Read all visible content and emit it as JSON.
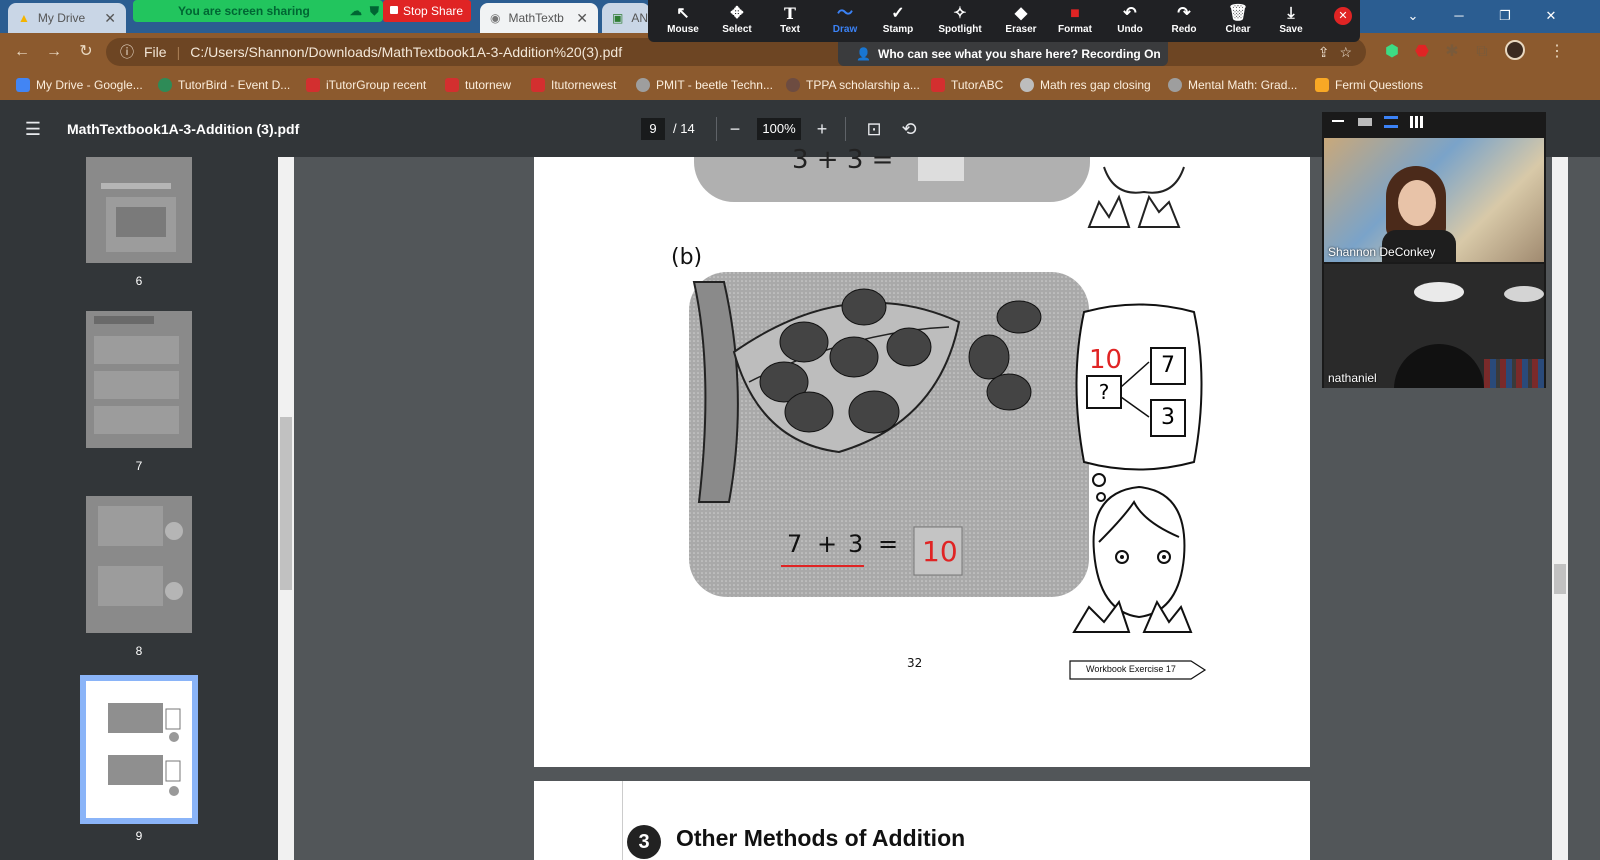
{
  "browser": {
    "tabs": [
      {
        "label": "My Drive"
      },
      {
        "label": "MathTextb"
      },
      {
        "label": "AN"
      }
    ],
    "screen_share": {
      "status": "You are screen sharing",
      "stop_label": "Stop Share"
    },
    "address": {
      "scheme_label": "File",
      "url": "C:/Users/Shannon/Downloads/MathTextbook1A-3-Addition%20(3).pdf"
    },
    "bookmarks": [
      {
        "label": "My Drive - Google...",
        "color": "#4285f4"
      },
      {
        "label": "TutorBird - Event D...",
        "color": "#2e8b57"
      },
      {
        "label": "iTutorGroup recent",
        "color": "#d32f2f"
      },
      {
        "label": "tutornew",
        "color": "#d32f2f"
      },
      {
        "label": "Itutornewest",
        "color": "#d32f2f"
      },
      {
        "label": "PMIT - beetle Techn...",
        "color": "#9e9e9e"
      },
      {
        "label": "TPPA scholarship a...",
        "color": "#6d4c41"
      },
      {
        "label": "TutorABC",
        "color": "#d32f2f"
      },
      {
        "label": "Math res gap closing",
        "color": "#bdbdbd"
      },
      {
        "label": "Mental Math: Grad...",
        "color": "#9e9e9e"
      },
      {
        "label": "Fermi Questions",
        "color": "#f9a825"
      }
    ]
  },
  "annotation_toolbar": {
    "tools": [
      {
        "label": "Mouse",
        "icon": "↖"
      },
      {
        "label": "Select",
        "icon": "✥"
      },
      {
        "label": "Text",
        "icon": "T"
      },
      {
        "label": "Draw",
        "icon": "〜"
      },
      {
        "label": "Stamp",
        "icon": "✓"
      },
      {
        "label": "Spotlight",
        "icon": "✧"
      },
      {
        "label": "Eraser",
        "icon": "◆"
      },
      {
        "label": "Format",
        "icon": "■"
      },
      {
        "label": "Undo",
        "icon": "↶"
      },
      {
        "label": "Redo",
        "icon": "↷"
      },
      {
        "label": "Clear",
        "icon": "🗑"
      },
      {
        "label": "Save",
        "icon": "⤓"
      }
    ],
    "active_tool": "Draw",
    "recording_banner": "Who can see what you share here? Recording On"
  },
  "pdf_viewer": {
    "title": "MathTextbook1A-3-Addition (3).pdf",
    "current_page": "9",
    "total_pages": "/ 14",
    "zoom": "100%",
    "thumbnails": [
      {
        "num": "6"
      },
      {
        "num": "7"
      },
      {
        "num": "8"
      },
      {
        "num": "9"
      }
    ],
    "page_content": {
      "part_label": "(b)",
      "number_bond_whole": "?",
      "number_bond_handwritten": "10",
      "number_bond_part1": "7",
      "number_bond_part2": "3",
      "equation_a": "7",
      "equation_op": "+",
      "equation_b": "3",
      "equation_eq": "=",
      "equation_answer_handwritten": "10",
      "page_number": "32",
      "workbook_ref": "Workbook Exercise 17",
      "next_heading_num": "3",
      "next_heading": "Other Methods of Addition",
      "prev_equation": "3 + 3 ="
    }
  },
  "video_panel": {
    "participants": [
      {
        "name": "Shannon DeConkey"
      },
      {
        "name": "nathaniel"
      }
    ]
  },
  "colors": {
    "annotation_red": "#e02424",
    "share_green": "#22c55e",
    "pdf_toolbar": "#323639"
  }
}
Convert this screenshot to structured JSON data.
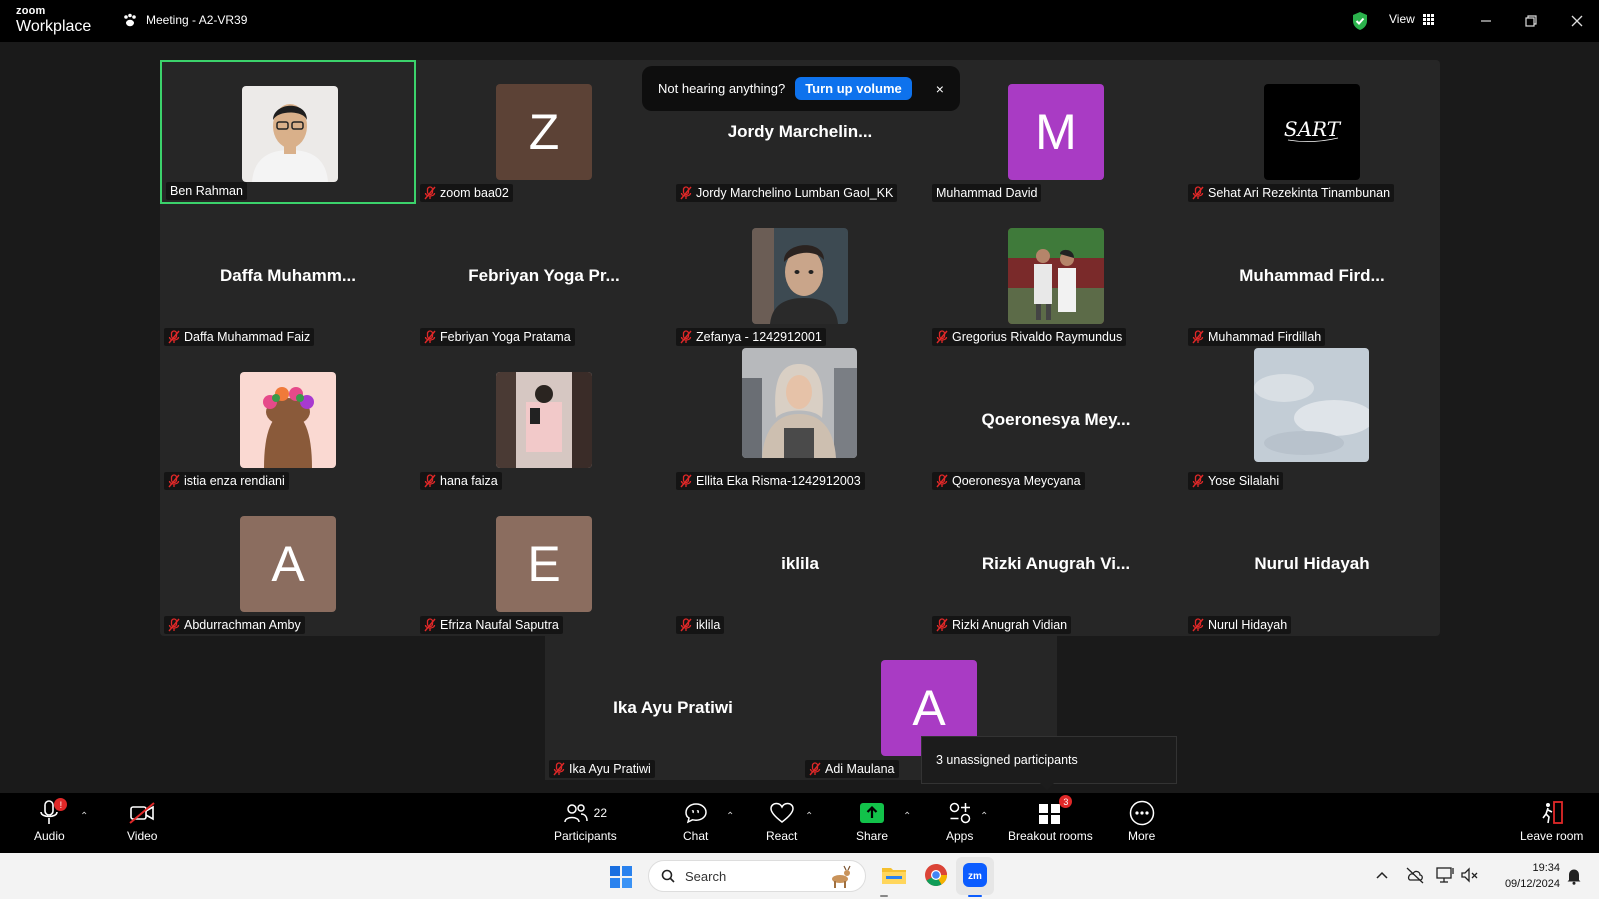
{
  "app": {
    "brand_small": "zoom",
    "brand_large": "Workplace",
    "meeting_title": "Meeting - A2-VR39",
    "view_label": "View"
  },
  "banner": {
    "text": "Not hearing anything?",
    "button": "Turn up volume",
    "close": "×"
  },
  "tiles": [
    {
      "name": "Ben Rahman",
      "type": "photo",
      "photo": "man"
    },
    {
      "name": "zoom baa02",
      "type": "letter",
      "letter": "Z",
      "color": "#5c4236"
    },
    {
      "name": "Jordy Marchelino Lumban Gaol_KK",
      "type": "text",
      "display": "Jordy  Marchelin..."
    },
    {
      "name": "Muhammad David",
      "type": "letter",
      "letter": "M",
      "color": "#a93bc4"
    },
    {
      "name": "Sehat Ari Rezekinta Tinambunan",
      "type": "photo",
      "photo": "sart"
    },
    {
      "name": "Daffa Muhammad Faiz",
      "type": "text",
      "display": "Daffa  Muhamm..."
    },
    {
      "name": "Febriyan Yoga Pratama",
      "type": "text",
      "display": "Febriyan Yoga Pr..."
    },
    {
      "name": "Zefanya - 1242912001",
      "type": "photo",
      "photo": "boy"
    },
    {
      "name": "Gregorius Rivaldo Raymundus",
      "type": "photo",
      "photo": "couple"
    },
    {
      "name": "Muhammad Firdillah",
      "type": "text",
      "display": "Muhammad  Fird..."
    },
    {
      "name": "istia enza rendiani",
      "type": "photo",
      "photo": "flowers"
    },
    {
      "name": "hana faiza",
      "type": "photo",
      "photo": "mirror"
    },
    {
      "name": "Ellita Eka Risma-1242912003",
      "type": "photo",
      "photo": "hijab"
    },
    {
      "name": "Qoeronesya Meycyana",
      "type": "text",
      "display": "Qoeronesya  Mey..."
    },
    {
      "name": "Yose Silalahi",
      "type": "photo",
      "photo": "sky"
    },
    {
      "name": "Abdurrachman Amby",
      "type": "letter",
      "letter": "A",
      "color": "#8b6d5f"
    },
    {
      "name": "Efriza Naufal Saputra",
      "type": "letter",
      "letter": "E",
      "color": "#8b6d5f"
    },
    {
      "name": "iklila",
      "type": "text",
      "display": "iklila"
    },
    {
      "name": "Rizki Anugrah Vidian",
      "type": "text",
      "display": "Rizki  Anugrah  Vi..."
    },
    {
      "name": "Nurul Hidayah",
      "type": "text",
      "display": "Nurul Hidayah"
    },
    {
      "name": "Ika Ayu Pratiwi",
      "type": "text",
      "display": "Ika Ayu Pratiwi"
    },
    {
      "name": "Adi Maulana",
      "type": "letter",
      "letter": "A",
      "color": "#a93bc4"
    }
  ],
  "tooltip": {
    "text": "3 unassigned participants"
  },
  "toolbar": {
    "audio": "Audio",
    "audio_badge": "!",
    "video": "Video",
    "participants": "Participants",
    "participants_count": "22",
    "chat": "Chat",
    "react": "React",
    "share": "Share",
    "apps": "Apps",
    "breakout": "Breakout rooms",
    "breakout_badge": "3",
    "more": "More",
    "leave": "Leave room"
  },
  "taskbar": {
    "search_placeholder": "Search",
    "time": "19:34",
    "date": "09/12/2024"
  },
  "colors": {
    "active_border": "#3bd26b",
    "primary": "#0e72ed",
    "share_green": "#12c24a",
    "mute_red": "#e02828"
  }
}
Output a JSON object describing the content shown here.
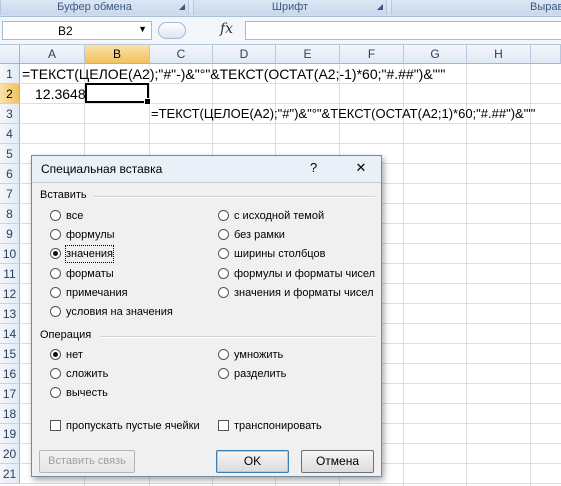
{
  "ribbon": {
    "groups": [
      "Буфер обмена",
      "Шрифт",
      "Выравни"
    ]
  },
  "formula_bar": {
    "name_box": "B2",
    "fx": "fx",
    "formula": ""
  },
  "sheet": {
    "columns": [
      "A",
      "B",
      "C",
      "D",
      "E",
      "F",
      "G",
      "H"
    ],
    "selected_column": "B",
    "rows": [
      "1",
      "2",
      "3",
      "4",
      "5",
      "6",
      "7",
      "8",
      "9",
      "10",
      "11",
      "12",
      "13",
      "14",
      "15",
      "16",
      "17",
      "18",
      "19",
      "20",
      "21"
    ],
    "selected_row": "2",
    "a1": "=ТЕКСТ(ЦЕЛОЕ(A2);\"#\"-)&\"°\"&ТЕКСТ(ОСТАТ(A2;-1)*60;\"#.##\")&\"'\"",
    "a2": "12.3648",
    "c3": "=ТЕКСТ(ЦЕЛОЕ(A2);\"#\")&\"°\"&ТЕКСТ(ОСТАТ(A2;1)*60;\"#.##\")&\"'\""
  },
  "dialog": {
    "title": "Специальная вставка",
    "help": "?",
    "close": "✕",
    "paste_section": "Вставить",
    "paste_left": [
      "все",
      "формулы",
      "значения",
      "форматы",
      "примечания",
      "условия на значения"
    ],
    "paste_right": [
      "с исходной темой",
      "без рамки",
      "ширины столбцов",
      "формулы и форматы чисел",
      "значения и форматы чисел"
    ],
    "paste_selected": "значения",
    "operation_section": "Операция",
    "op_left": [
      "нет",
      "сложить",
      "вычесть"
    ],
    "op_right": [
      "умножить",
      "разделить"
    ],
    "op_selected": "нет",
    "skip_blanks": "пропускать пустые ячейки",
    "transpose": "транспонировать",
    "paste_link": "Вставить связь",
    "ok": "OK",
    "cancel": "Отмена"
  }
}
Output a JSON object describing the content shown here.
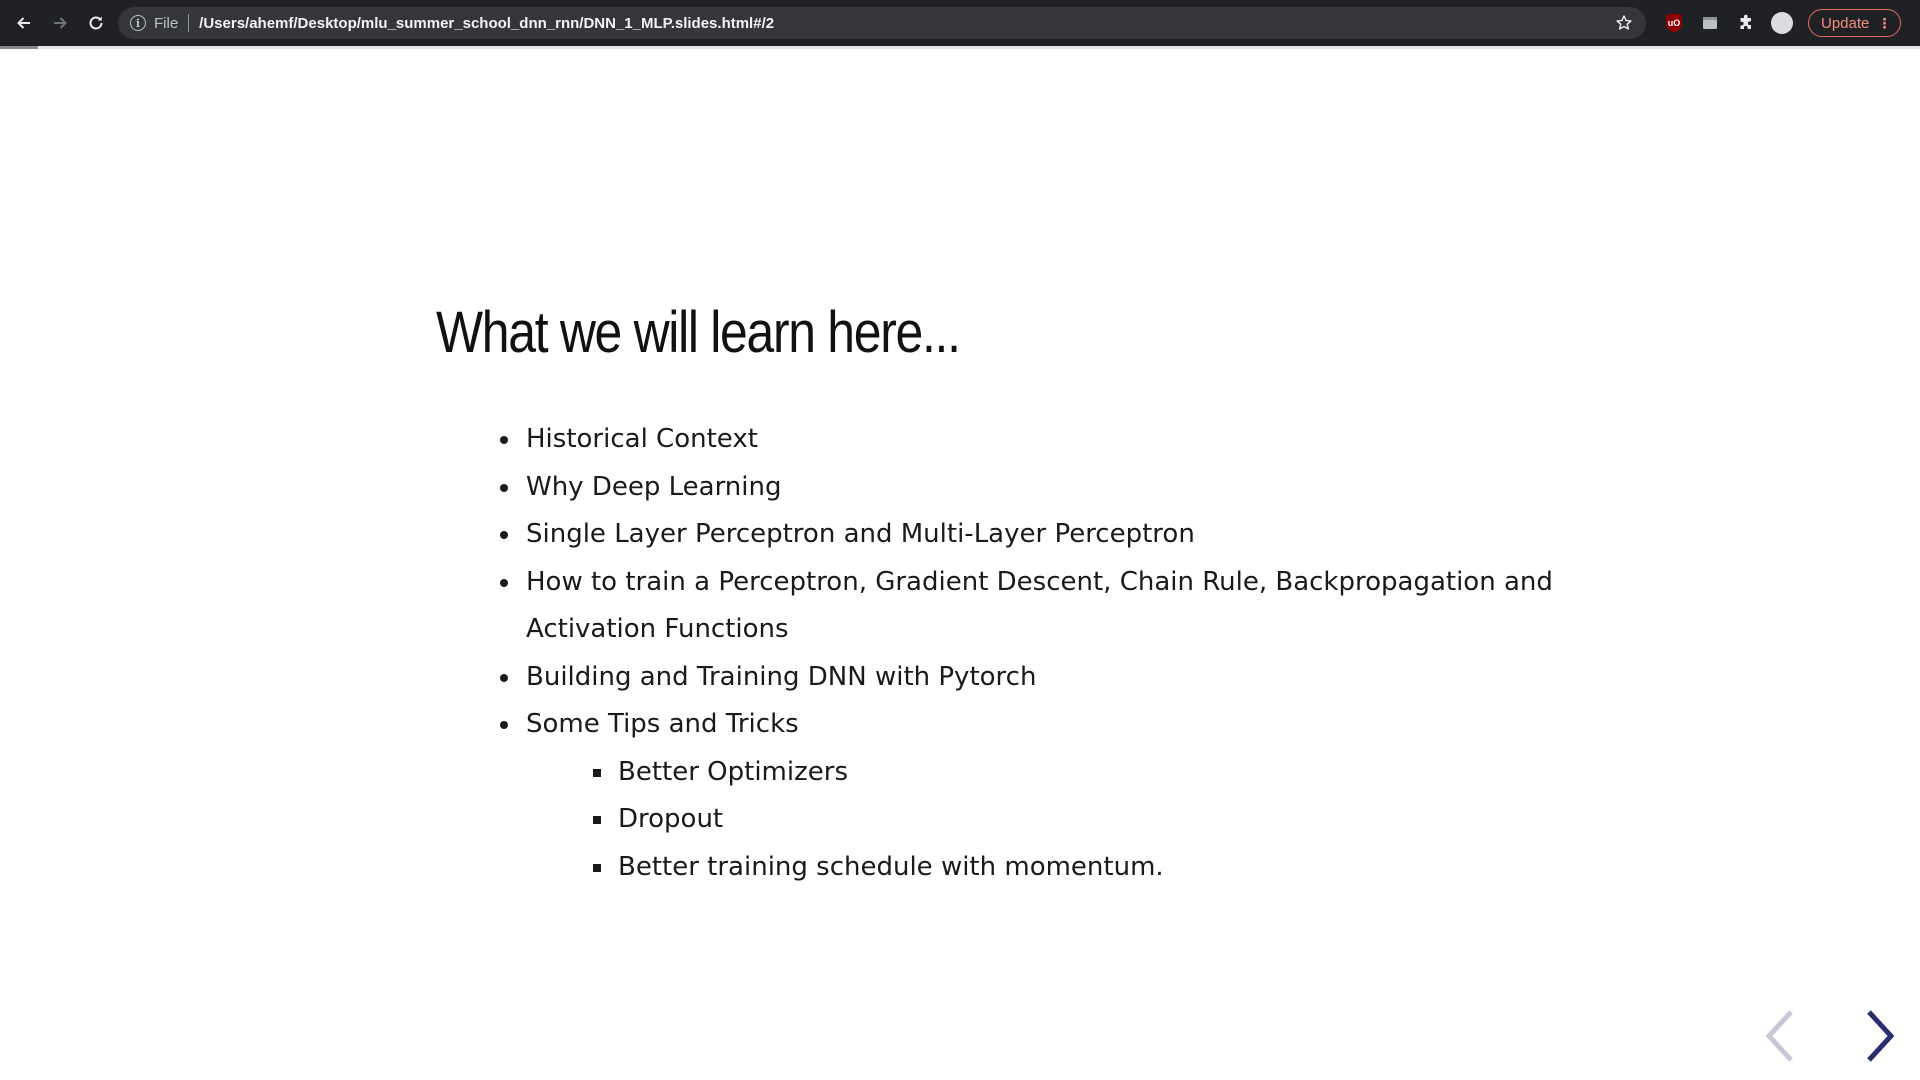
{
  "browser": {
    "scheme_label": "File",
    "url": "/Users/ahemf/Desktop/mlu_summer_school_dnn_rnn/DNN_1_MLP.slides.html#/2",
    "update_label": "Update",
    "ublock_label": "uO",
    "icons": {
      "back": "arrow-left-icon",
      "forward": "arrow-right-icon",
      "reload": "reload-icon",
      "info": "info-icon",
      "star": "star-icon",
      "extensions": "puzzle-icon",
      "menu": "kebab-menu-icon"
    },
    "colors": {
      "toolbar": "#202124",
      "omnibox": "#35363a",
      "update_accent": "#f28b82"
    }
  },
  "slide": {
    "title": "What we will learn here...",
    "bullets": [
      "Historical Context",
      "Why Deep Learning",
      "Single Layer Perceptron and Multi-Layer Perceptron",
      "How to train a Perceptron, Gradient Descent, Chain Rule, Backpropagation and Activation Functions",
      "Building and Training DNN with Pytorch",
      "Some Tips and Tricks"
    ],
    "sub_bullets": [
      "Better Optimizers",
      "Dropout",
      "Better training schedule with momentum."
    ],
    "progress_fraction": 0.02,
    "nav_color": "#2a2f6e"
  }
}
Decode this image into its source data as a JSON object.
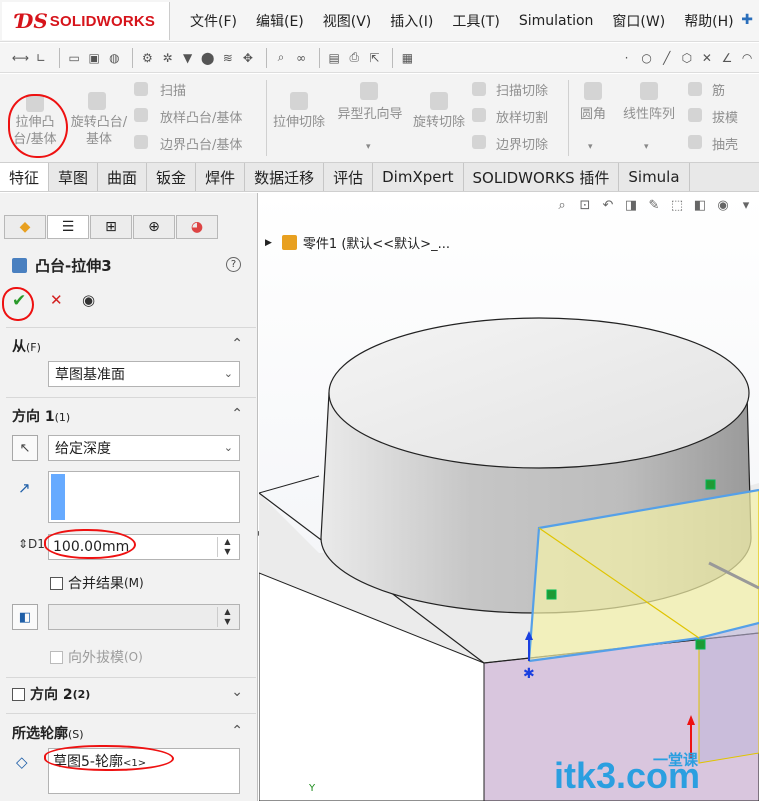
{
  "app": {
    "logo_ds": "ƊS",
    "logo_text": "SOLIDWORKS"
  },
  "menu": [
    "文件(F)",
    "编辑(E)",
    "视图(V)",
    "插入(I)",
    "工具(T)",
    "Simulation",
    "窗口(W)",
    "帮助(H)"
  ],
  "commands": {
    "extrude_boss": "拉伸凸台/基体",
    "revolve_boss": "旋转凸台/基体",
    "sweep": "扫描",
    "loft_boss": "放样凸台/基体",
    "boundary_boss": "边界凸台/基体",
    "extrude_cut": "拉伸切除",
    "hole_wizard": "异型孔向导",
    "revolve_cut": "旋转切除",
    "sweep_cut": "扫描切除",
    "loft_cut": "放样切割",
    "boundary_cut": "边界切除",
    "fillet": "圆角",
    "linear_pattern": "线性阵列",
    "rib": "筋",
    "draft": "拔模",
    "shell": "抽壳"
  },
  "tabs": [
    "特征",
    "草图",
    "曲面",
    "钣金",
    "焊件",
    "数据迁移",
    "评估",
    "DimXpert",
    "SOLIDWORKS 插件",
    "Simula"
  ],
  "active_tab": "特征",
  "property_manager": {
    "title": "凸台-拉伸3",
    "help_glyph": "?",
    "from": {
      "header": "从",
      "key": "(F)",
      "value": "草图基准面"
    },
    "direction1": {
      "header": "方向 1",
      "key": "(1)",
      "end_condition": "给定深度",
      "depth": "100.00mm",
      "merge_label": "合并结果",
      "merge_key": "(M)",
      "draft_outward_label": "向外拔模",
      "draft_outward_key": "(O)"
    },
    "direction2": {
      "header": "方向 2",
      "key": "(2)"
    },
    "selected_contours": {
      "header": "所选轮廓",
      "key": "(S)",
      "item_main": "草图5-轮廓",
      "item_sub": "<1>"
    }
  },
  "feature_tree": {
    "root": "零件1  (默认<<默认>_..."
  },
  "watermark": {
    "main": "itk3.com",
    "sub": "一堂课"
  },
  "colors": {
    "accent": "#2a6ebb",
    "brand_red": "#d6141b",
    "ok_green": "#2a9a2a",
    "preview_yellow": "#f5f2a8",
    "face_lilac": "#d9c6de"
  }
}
==============================
Do this ::
In the entries above, find each line with the word "Daffa" and show it.

Output below ::
      "name": "Daffa Muhammad Faiz",
      "display": "Daffa  Muhamm..."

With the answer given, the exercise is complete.